▸ **Task to complete**
Gather every line in the records below that contains the word "Studies".

▸ **Data for this exercise**
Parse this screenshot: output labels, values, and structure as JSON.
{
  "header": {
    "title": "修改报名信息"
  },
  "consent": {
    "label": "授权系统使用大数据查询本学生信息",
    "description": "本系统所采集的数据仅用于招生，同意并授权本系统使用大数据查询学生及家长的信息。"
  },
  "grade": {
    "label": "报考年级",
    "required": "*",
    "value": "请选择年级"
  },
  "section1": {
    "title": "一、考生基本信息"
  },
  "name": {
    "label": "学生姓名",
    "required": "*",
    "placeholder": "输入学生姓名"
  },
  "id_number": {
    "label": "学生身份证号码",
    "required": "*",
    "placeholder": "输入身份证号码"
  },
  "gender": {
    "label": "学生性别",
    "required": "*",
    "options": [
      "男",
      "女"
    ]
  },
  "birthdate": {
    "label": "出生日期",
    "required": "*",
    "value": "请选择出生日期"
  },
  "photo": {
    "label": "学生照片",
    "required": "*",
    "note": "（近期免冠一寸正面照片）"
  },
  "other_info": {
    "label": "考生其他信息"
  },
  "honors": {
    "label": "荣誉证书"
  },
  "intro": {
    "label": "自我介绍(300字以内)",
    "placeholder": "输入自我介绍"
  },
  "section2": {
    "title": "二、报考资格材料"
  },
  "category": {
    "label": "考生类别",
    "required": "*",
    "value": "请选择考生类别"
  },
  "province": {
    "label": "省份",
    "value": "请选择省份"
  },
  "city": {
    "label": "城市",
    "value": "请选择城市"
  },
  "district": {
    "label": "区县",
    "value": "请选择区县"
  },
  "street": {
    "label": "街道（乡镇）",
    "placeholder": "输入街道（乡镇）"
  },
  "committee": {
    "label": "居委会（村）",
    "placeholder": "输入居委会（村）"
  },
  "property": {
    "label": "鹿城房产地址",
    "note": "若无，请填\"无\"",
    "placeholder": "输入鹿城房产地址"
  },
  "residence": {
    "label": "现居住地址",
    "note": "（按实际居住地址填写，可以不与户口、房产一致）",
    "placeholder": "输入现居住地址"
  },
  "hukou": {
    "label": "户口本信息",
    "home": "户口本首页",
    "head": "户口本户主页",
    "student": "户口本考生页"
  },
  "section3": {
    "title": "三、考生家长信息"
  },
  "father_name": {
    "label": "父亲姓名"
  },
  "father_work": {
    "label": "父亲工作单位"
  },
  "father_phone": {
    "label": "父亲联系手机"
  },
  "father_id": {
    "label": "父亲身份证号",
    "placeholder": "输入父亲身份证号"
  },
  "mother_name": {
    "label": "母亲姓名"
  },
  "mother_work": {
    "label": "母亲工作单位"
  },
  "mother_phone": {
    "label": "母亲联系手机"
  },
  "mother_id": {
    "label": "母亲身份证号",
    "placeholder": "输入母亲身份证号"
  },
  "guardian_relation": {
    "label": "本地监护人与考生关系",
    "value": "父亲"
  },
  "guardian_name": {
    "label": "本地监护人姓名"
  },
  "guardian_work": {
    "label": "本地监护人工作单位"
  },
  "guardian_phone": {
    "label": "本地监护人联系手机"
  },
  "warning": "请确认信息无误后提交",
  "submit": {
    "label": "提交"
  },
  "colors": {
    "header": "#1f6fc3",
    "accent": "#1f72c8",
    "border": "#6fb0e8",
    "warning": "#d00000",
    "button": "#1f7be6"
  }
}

---

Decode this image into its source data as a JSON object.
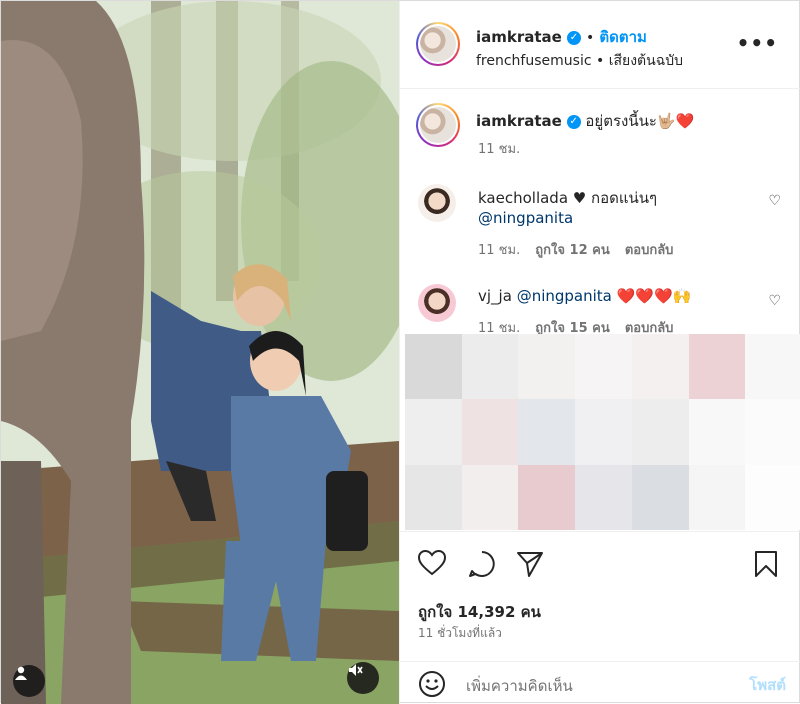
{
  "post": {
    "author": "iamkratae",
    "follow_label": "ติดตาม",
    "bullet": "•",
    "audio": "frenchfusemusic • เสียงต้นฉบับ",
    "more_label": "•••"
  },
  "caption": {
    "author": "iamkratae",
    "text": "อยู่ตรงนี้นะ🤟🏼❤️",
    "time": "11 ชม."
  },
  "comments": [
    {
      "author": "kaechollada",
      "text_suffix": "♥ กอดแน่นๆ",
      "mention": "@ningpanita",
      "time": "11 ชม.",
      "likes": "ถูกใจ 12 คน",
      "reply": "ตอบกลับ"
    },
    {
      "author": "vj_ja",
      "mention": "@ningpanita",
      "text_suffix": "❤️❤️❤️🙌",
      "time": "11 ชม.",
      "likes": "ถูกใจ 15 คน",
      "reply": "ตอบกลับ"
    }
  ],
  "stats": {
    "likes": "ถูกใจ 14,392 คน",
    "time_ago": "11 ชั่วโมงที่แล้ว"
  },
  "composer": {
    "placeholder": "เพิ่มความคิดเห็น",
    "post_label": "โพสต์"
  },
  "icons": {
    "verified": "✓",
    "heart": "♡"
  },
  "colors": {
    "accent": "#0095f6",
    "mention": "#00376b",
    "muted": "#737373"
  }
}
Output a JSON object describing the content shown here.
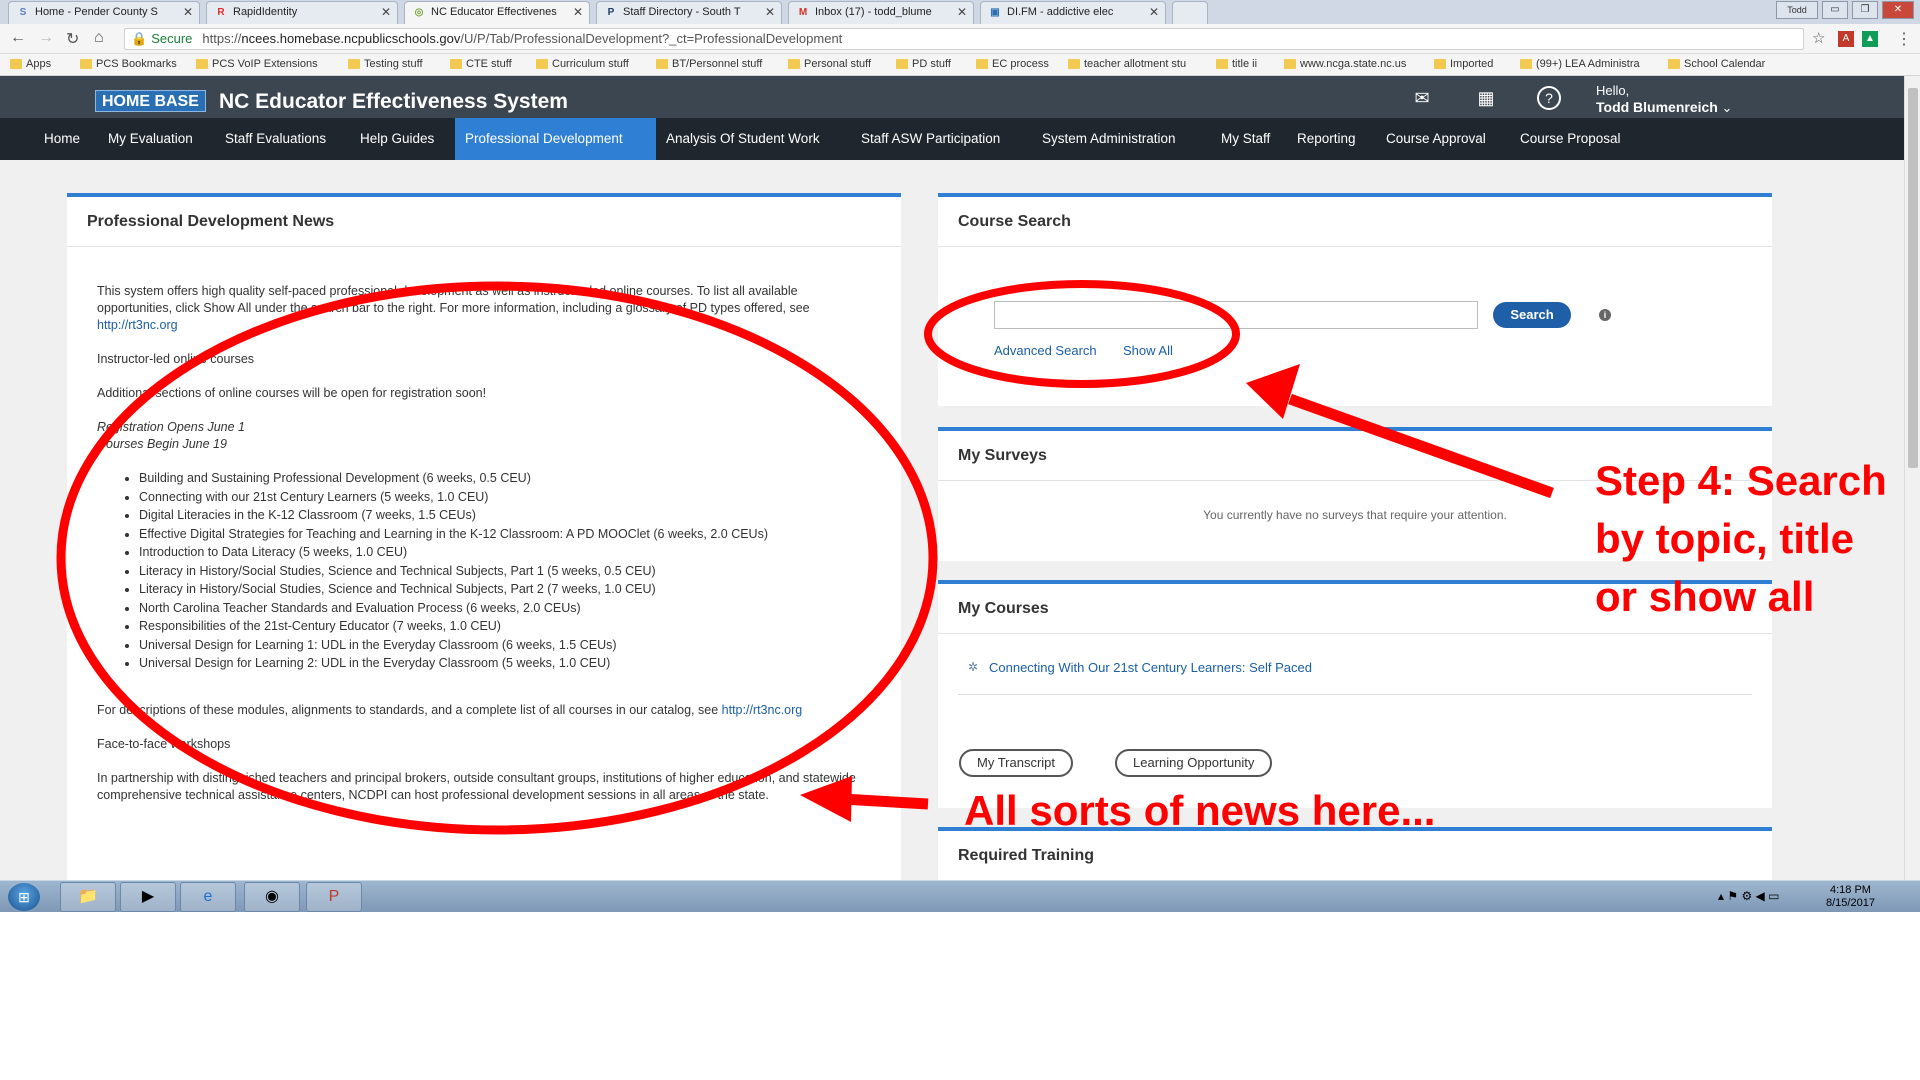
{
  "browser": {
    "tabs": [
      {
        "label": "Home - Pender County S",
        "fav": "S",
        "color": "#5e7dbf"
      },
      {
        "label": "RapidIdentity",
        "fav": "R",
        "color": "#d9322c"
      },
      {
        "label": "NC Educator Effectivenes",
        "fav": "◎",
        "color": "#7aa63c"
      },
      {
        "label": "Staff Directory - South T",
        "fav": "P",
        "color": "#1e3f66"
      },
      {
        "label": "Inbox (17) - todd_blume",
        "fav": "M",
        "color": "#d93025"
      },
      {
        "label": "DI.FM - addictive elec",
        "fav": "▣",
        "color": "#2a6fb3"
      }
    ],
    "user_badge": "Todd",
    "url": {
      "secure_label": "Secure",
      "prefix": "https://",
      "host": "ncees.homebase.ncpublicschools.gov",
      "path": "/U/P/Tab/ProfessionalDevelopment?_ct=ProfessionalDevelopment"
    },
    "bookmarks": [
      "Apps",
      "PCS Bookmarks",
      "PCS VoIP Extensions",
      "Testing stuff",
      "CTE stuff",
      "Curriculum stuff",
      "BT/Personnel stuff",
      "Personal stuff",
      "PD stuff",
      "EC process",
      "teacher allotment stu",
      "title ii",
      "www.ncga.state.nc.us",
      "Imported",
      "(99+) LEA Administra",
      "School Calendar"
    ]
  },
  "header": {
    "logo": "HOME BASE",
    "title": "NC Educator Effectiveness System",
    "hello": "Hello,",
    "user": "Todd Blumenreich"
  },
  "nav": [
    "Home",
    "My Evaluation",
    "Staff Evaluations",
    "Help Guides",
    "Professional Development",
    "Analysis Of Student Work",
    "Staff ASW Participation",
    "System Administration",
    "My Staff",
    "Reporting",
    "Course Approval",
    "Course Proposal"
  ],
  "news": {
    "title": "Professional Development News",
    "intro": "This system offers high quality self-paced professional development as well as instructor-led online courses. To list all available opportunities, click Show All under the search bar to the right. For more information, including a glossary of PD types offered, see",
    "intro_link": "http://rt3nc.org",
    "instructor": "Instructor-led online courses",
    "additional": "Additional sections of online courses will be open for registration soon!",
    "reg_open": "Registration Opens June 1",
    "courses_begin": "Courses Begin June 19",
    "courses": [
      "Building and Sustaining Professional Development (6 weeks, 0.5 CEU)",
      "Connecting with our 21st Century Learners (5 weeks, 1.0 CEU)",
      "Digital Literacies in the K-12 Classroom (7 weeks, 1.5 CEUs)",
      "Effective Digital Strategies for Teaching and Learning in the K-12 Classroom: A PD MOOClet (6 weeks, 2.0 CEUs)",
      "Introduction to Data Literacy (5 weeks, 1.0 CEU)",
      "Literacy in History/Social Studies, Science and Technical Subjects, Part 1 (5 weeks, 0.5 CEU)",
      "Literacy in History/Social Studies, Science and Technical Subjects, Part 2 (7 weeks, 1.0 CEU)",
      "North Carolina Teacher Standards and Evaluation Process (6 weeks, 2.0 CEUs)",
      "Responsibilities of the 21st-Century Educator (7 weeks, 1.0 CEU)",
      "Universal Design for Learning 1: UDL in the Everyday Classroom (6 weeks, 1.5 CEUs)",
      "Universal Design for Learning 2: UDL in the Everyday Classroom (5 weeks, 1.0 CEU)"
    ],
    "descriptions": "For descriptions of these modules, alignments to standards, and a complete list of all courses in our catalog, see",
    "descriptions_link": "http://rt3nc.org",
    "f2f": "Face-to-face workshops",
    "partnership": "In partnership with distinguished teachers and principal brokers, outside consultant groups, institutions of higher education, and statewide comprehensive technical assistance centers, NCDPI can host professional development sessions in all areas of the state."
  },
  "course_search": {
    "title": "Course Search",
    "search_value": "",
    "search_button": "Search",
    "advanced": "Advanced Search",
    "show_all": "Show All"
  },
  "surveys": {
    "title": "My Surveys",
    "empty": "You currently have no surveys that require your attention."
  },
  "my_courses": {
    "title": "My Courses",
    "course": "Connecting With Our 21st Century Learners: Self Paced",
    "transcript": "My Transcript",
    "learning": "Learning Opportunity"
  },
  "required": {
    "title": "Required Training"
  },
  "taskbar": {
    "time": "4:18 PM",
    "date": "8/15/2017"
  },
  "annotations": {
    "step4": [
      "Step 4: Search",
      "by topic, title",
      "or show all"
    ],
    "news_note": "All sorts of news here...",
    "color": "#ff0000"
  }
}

▸ **Solution to this problem**
      "Literacy in History/Social Studies, Science and Technical Subjects, Part 1 (5 weeks, 0.5 CEU)",
      "Literacy in History/Social Studies, Science and Technical Subjects, Part 2 (7 weeks, 1.0 CEU)",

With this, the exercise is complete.